** begin DATASET RECORDS **
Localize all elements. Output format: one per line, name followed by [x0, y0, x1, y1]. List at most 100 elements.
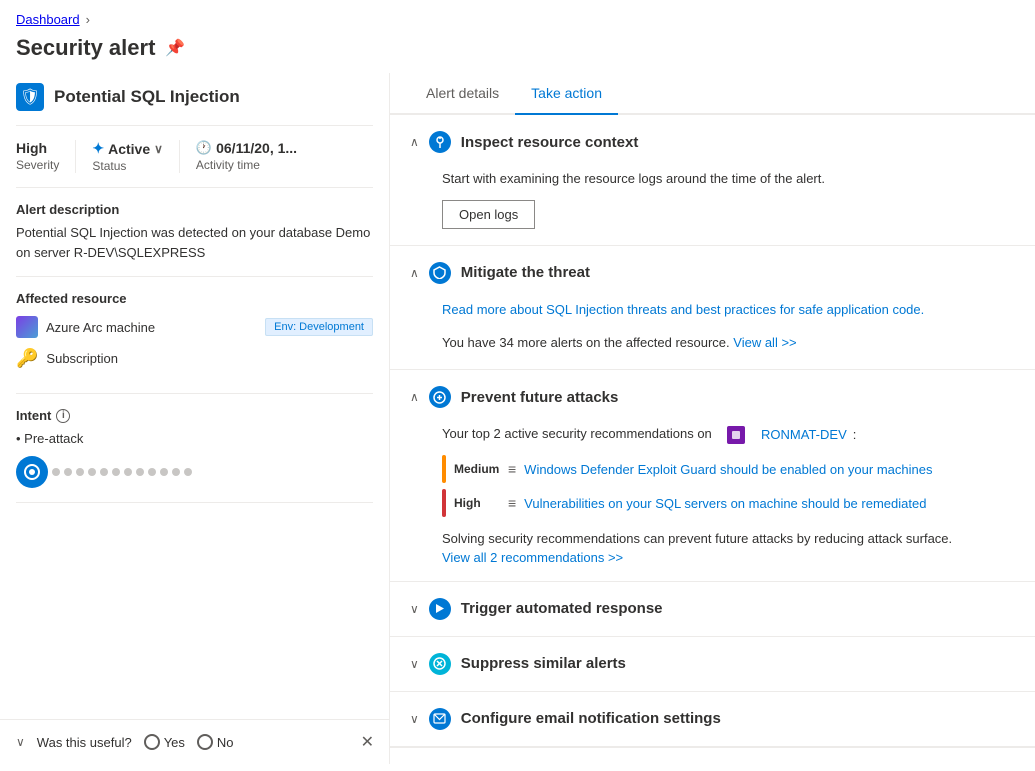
- feedback-text: Was this useful?: [37, 735, 132, 750]
- mitigate-title: Mitigate the threat: [461, 264, 590, 281]
- inspect-header[interactable]: ∧ Inspect resource context: [390, 115, 1035, 169]
- tabs-row: Alert details Take action: [390, 73, 1035, 115]
- timeline-dot-10: [160, 468, 168, 476]
- timeline-dot-7: [124, 468, 132, 476]
- status-label: Status: [92, 159, 163, 173]
- prevent-body: Your top 2 active security recommendatio…: [390, 424, 1035, 581]
- arc-machine-icon: [16, 316, 38, 338]
- activity-time-label: Activity time: [196, 158, 297, 172]
- left-panel: 🛡 Potential SQL Injection High Severity …: [0, 73, 390, 764]
- timeline-dot-6: [112, 468, 120, 476]
- main-container: 🛡 Potential SQL Injection High Severity …: [0, 73, 1035, 764]
- mitigate-chevron-icon: ∧: [410, 266, 419, 280]
- inspect-body: Start with examining the resource logs a…: [390, 169, 1035, 245]
- severity-meta: High Severity: [16, 140, 75, 173]
- suppress-section: ∨ Suppress similar alerts: [390, 637, 1035, 692]
- open-logs-button[interactable]: Open logs: [442, 200, 535, 229]
- suppress-header[interactable]: ∨ Suppress similar alerts: [390, 637, 1035, 691]
- alert-name: Potential SQL Injection: [54, 87, 240, 107]
- affected-resource-section: Affected resource Azure Arc machine Env:…: [16, 277, 373, 394]
- recommendations-list: Medium ≡ Windows Defender Exploit Guard …: [442, 455, 1015, 517]
- feedback-yes-radio[interactable]: [144, 734, 160, 750]
- email-icon: [429, 708, 451, 730]
- alert-description-section: Alert description Potential SQL Injectio…: [16, 188, 373, 277]
- timeline-dot-active: [16, 456, 48, 488]
- status-meta: ✦ Active ∨ Status: [92, 140, 179, 173]
- subscription-row: 🔑 Subscription: [16, 348, 373, 369]
- timeline-dot-11: [172, 468, 180, 476]
- timeline-dot-2: [64, 468, 72, 476]
- prevent-section: ∧ Prevent future attacks Your top 2 acti…: [390, 370, 1035, 582]
- timeline-dot-12: [184, 468, 192, 476]
- meta-row: High Severity ✦ Active ∨ Status 🕐 06/11/…: [16, 126, 373, 188]
- right-panel: Alert details Take action ∧ Inspect reso…: [390, 73, 1035, 764]
- arc-machine-row: Azure Arc machine Env: Development: [16, 316, 373, 338]
- prevent-title: Prevent future attacks: [461, 389, 619, 406]
- pin-icon[interactable]: 📌: [165, 38, 185, 58]
- trigger-header[interactable]: ∨ Trigger automated response: [390, 582, 1035, 636]
- rec-lines-icon-0: ≡: [508, 461, 516, 477]
- feedback-yes-option[interactable]: Yes: [144, 734, 185, 750]
- feedback-no-radio[interactable]: [197, 734, 213, 750]
- breadcrumb: Dashboard ›: [0, 0, 1035, 31]
- intent-title: Intent i: [16, 408, 373, 423]
- mitigate-header[interactable]: ∧ Mitigate the threat: [390, 246, 1035, 300]
- prevent-chevron-icon: ∧: [410, 390, 419, 404]
- status-value: ✦ Active ∨: [92, 140, 163, 157]
- trigger-chevron-icon: ∨: [410, 602, 419, 616]
- recommendation-link-0[interactable]: Windows Defender Exploit Guard should be…: [524, 462, 932, 477]
- trigger-icon: [429, 598, 451, 620]
- feedback-yes-label: Yes: [164, 735, 185, 750]
- feedback-no-label: No: [217, 735, 234, 750]
- inspect-icon: [429, 131, 451, 153]
- feedback-close-button[interactable]: ✕: [361, 732, 374, 752]
- view-all-recommendations-link[interactable]: View all 2 recommendations >>: [442, 550, 623, 565]
- rec-lines-icon-1: ≡: [508, 495, 516, 511]
- severity-value: High: [16, 140, 59, 156]
- feedback-chevron-icon[interactable]: ∨: [16, 735, 25, 749]
- mitigate-link[interactable]: Read more about SQL Injection threats an…: [442, 302, 924, 317]
- shield-icon: 🛡: [16, 83, 44, 111]
- intent-info-icon[interactable]: i: [56, 409, 70, 423]
- tab-take-action[interactable]: Take action: [515, 73, 618, 115]
- feedback-no-option[interactable]: No: [197, 734, 234, 750]
- mitigate-icon: [429, 262, 451, 284]
- prevent-resource-icon: [727, 426, 745, 444]
- timeline-dot-9: [148, 468, 156, 476]
- inspect-section: ∧ Inspect resource context Start with ex…: [390, 115, 1035, 246]
- prevent-header[interactable]: ∧ Prevent future attacks: [390, 370, 1035, 424]
- timeline-dot-5: [100, 468, 108, 476]
- configure-email-chevron-icon: ∨: [410, 712, 419, 726]
- activity-time-meta: 🕐 06/11/20, 1... Activity time: [196, 140, 313, 173]
- activity-time-value: 🕐 06/11/20, 1...: [196, 140, 297, 156]
- configure-email-header[interactable]: ∨ Configure email notification settings: [390, 692, 1035, 746]
- mitigate-body: Read more about SQL Injection threats an…: [390, 300, 1035, 370]
- tab-alert-details[interactable]: Alert details: [410, 73, 515, 115]
- timeline-dot-8: [136, 468, 144, 476]
- recommendation-row-0: Medium ≡ Windows Defender Exploit Guard …: [442, 455, 1015, 483]
- meta-divider-2: [179, 140, 180, 173]
- alert-description-text: Potential SQL Injection was detected on …: [16, 223, 373, 262]
- prevent-description: Your top 2 active security recommendatio…: [442, 424, 712, 445]
- breadcrumb-dashboard[interactable]: Dashboard: [16, 12, 80, 27]
- page-header: Security alert 📌: [0, 31, 1035, 73]
- recommendation-row-1: High ≡ Vulnerabilities on your SQL serve…: [442, 489, 1015, 517]
- mitigate-link-text: Read more about SQL Injection threats an…: [442, 300, 1015, 321]
- env-badge: Env: Development: [265, 318, 373, 336]
- arc-machine-name: Azure Arc machine: [46, 320, 257, 335]
- prevent-icon: [429, 386, 451, 408]
- intent-timeline: [16, 456, 373, 488]
- inspect-body-text: Start with examining the resource logs a…: [442, 169, 1015, 190]
- mitigate-view-all-link[interactable]: View all >>: [733, 335, 796, 350]
- intent-value: • Pre-attack: [16, 431, 373, 446]
- status-chevron-icon[interactable]: ∨: [154, 142, 163, 156]
- recommendation-link-1[interactable]: Vulnerabilities on your SQL servers on m…: [524, 496, 926, 511]
- next-action-bar: Next: Take Action >>: [390, 747, 1035, 764]
- alert-description-title: Alert description: [16, 202, 373, 217]
- severity-medium-label: Medium: [454, 462, 500, 476]
- prevent-resource-link[interactable]: RONMAT-DEV: [761, 427, 847, 442]
- severity-bar-medium: [442, 455, 446, 483]
- trigger-section: ∨ Trigger automated response: [390, 582, 1035, 637]
- clock-icon: 🕐: [196, 140, 212, 156]
- subscription-key-icon: 🔑: [16, 348, 38, 369]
** end DATASET RECORDS **
WRITTEN PROBLEM. Copy out every line of the items above word for word, leaving out the pictures.

SOLUTION TO THIS PROBLEM.
Localize all elements. Output format: one per line, name followed by [x0, y0, x1, y1]. List at most 100 elements.
- feedback-text: Was this useful?: [37, 735, 132, 750]
- mitigate-title: Mitigate the threat: [461, 264, 590, 281]
- inspect-header[interactable]: ∧ Inspect resource context: [390, 115, 1035, 169]
- tabs-row: Alert details Take action: [390, 73, 1035, 115]
- timeline-dot-10: [160, 468, 168, 476]
- timeline-dot-7: [124, 468, 132, 476]
- status-label: Status: [92, 159, 163, 173]
- prevent-body: Your top 2 active security recommendatio…: [390, 424, 1035, 581]
- arc-machine-icon: [16, 316, 38, 338]
- activity-time-label: Activity time: [196, 158, 297, 172]
- left-panel: 🛡 Potential SQL Injection High Severity …: [0, 73, 390, 764]
- timeline-dot-6: [112, 468, 120, 476]
- main-container: 🛡 Potential SQL Injection High Severity …: [0, 73, 1035, 764]
- mitigate-chevron-icon: ∧: [410, 266, 419, 280]
- inspect-body: Start with examining the resource logs a…: [390, 169, 1035, 245]
- severity-meta: High Severity: [16, 140, 75, 173]
- suppress-section: ∨ Suppress similar alerts: [390, 637, 1035, 692]
- open-logs-button[interactable]: Open logs: [442, 200, 535, 229]
- suppress-header[interactable]: ∨ Suppress similar alerts: [390, 637, 1035, 691]
- alert-name: Potential SQL Injection: [54, 87, 240, 107]
- affected-resource-section: Affected resource Azure Arc machine Env:…: [16, 277, 373, 394]
- recommendations-list: Medium ≡ Windows Defender Exploit Guard …: [442, 455, 1015, 517]
- feedback-yes-radio[interactable]: [144, 734, 160, 750]
- email-icon: [429, 708, 451, 730]
- alert-description-section: Alert description Potential SQL Injectio…: [16, 188, 373, 277]
- timeline-dot-active: [16, 456, 48, 488]
- status-meta: ✦ Active ∨ Status: [92, 140, 179, 173]
- subscription-row: 🔑 Subscription: [16, 348, 373, 369]
- timeline-dot-11: [172, 468, 180, 476]
- timeline-dot-2: [64, 468, 72, 476]
- prevent-section: ∧ Prevent future attacks Your top 2 acti…: [390, 370, 1035, 582]
- timeline-dot-12: [184, 468, 192, 476]
- meta-row: High Severity ✦ Active ∨ Status 🕐 06/11/…: [16, 126, 373, 188]
- right-panel: Alert details Take action ∧ Inspect reso…: [390, 73, 1035, 764]
- arc-machine-row: Azure Arc machine Env: Development: [16, 316, 373, 338]
- prevent-title: Prevent future attacks: [461, 389, 619, 406]
- pin-icon[interactable]: 📌: [165, 38, 185, 58]
- trigger-header[interactable]: ∨ Trigger automated response: [390, 582, 1035, 636]
- rec-lines-icon-0: ≡: [508, 461, 516, 477]
- feedback-yes-option[interactable]: Yes: [144, 734, 185, 750]
- feedback-no-radio[interactable]: [197, 734, 213, 750]
- breadcrumb: Dashboard ›: [0, 0, 1035, 31]
- intent-title: Intent i: [16, 408, 373, 423]
- mitigate-header[interactable]: ∧ Mitigate the threat: [390, 246, 1035, 300]
- prevent-chevron-icon: ∧: [410, 390, 419, 404]
- status-value: ✦ Active ∨: [92, 140, 163, 157]
- trigger-chevron-icon: ∨: [410, 602, 419, 616]
- recommendation-link-0[interactable]: Windows Defender Exploit Guard should be…: [524, 462, 932, 477]
- trigger-icon: [429, 598, 451, 620]
- feedback-yes-label: Yes: [164, 735, 185, 750]
- feedback-no-label: No: [217, 735, 234, 750]
- inspect-icon: [429, 131, 451, 153]
- feedback-close-button[interactable]: ✕: [361, 732, 374, 752]
- view-all-recommendations-link[interactable]: View all 2 recommendations >>: [442, 550, 623, 565]
- rec-lines-icon-1: ≡: [508, 495, 516, 511]
- severity-value: High: [16, 140, 59, 156]
- feedback-chevron-icon[interactable]: ∨: [16, 735, 25, 749]
- mitigate-link[interactable]: Read more about SQL Injection threats an…: [442, 302, 924, 317]
- shield-icon: 🛡: [16, 83, 44, 111]
- intent-info-icon[interactable]: i: [56, 409, 70, 423]
- tab-take-action[interactable]: Take action: [515, 73, 618, 115]
- feedback-no-option[interactable]: No: [197, 734, 234, 750]
- mitigate-icon: [429, 262, 451, 284]
- prevent-resource-icon: [727, 426, 745, 444]
- timeline-dot-9: [148, 468, 156, 476]
- inspect-section: ∧ Inspect resource context Start with ex…: [390, 115, 1035, 246]
- prevent-header[interactable]: ∧ Prevent future attacks: [390, 370, 1035, 424]
- timeline-dot-5: [100, 468, 108, 476]
- configure-email-chevron-icon: ∨: [410, 712, 419, 726]
- activity-time-meta: 🕐 06/11/20, 1... Activity time: [196, 140, 313, 173]
- activity-time-value: 🕐 06/11/20, 1...: [196, 140, 297, 156]
- configure-email-header[interactable]: ∨ Configure email notification settings: [390, 692, 1035, 746]
- mitigate-body: Read more about SQL Injection threats an…: [390, 300, 1035, 370]
- tab-alert-details[interactable]: Alert details: [410, 73, 515, 115]
- timeline-dot-8: [136, 468, 144, 476]
- recommendation-row-0: Medium ≡ Windows Defender Exploit Guard …: [442, 455, 1015, 483]
- meta-divider-2: [179, 140, 180, 173]
- alert-description-text: Potential SQL Injection was detected on …: [16, 223, 373, 262]
- prevent-description: Your top 2 active security recommendatio…: [442, 424, 712, 445]
- breadcrumb-dashboard[interactable]: Dashboard: [16, 12, 80, 27]
- page-header: Security alert 📌: [0, 31, 1035, 73]
- recommendation-row-1: High ≡ Vulnerabilities on your SQL serve…: [442, 489, 1015, 517]
- mitigate-link-text: Read more about SQL Injection threats an…: [442, 300, 1015, 321]
- env-badge: Env: Development: [265, 318, 373, 336]
- arc-machine-name: Azure Arc machine: [46, 320, 257, 335]
- prevent-icon: [429, 386, 451, 408]
- intent-timeline: [16, 456, 373, 488]
- inspect-body-text: Start with examining the resource logs a…: [442, 169, 1015, 190]
- mitigate-view-all-link[interactable]: View all >>: [733, 335, 796, 350]
- intent-value: • Pre-attack: [16, 431, 373, 446]
- status-chevron-icon[interactable]: ∨: [154, 142, 163, 156]
- recommendation-link-1[interactable]: Vulnerabilities on your SQL servers on m…: [524, 496, 926, 511]
- next-action-bar: Next: Take Action >>: [390, 747, 1035, 764]
- alert-description-title: Alert description: [16, 202, 373, 217]
- severity-medium-label: Medium: [454, 462, 500, 476]
- prevent-resource-link[interactable]: RONMAT-DEV: [761, 427, 847, 442]
- severity-bar-medium: [442, 455, 446, 483]
- trigger-section: ∨ Trigger automated response: [390, 582, 1035, 637]
- clock-icon: 🕐: [196, 140, 212, 156]
- subscription-key-icon: 🔑: [16, 348, 38, 369]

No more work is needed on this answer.